→ The problem
Look through the lines below and extract any with the word "Paris".

→ Data provided
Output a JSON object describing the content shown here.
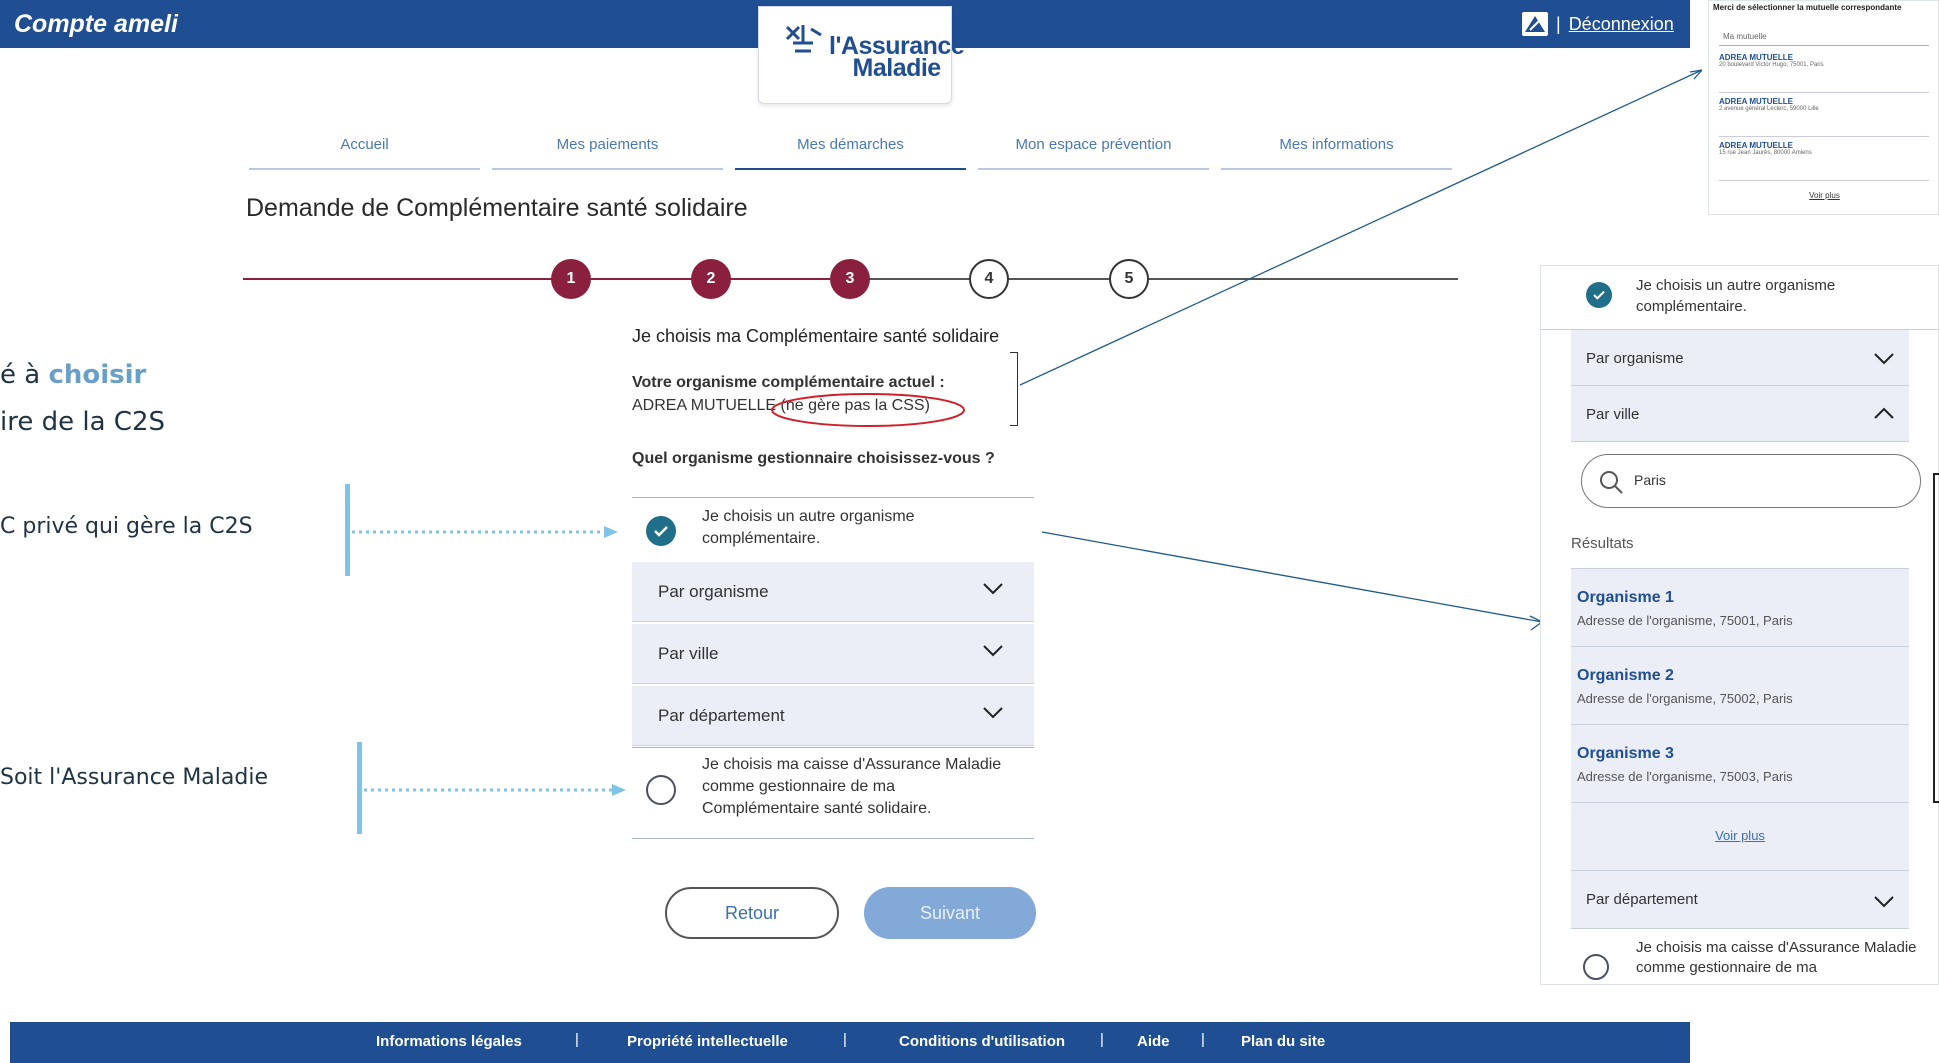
{
  "header": {
    "brand": "Compte ameli",
    "logo_line1": "l'Assurance",
    "logo_line2": "Maladie",
    "separator": "|",
    "logout": "Déconnexion"
  },
  "nav": {
    "tabs": [
      "Accueil",
      "Mes paiements",
      "Mes démarches",
      "Mon espace prévention",
      "Mes informations"
    ],
    "active_index": 2
  },
  "page_title": "Demande de Complémentaire santé solidaire",
  "stepper": {
    "steps": [
      "1",
      "2",
      "3",
      "4",
      "5"
    ],
    "current": 3,
    "done_color": "#8a1f3e"
  },
  "form": {
    "title": "Je choisis ma Complémentaire santé solidaire",
    "current_org_label": "Votre organisme complémentaire actuel :",
    "current_org_name": "ADREA MUTUELLE",
    "current_org_note": "(ne gère pas la CSS)",
    "question": "Quel organisme gestionnaire choisissez-vous ?",
    "option_other": {
      "line1": "Je choisis un autre organisme",
      "line2": "complémentaire.",
      "checked": true
    },
    "accordions": [
      "Par organisme",
      "Par ville",
      "Par département"
    ],
    "option_cpam": {
      "line1": "Je choisis ma caisse d'Assurance Maladie",
      "line2": "comme gestionnaire de ma",
      "line3": "Complémentaire santé solidaire.",
      "checked": false
    },
    "btn_back": "Retour",
    "btn_next": "Suivant"
  },
  "annotations": {
    "line1_prefix": "é à ",
    "line1_accent": "choisir",
    "line2": "ire de la C2S",
    "item1": "C privé qui gère la C2S",
    "item2": "Soit l'Assurance Maladie"
  },
  "footer": {
    "items": [
      "Informations légales",
      "Propriété intellectuelle",
      "Conditions d'utilisation",
      "Aide",
      "Plan du site"
    ],
    "separator": "|"
  },
  "panel_list": {
    "title": "Merci de sélectionner la mutuelle correspondante",
    "input_value": "Ma mutuelle",
    "items": [
      {
        "name": "ADREA MUTUELLE",
        "address": "20 boulevard Victor Hugo, 75001, Paris"
      },
      {
        "name": "ADREA MUTUELLE",
        "address": "2 avenue général Leclerc, 59000 Lille"
      },
      {
        "name": "ADREA MUTUELLE",
        "address": "15 rue Jean Jaurès, 80000 Amiens"
      }
    ],
    "more": "Voir plus"
  },
  "panel_detail": {
    "option_other_line1": "Je choisis un autre organisme",
    "option_other_line2": "complémentaire.",
    "by_org": "Par organisme",
    "by_city": "Par ville",
    "search_value": "Paris",
    "results_label": "Résultats",
    "results": [
      {
        "name": "Organisme 1",
        "address": "Adresse de l'organisme, 75001, Paris"
      },
      {
        "name": "Organisme 2",
        "address": "Adresse de l'organisme, 75002, Paris"
      },
      {
        "name": "Organisme 3",
        "address": "Adresse de l'organisme, 75003, Paris"
      }
    ],
    "more": "Voir plus",
    "by_dept": "Par département",
    "option_cpam_line1": "Je choisis ma caisse d'Assurance Maladie",
    "option_cpam_line2": "comme gestionnaire de ma"
  }
}
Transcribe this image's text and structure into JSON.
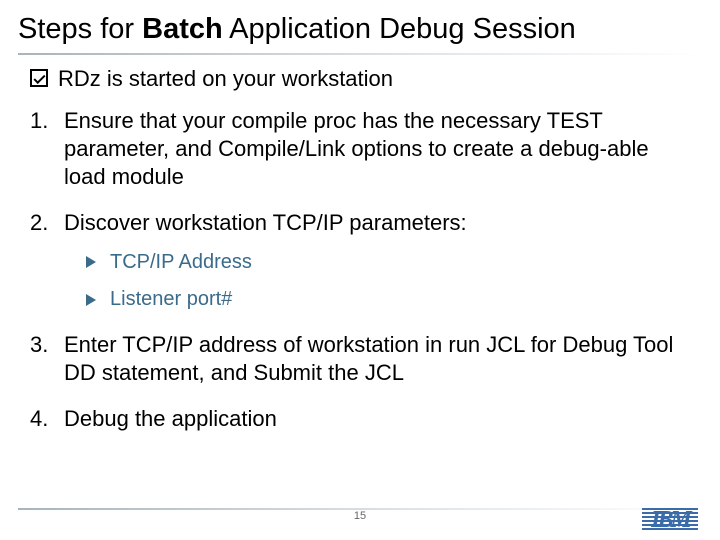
{
  "title": {
    "pre": "Steps for ",
    "bold": "Batch",
    "post": " Application Debug Session"
  },
  "prereq": "RDz is started on your workstation",
  "steps": [
    {
      "text": "Ensure that your compile proc has the necessary TEST parameter, and Compile/Link options to create a debug-able load module"
    },
    {
      "text": "Discover workstation TCP/IP parameters:",
      "subs": [
        "TCP/IP Address",
        "Listener port#"
      ]
    },
    {
      "text": "Enter TCP/IP address of workstation in run JCL for Debug Tool DD statement, and Submit the JCL"
    },
    {
      "text": "Debug the application"
    }
  ],
  "page_number": "15",
  "logo_text": "IBM"
}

→ In response
        "address": "20 boulevard Victor Hugo, 75001, Paris"
    "search_value": "Paris",
        "address": "Adresse de l'organisme, 75001, Paris"
        "address": "Adresse de l'organisme, 75002, Paris"
        "address": "Adresse de l'organisme, 75003, Paris"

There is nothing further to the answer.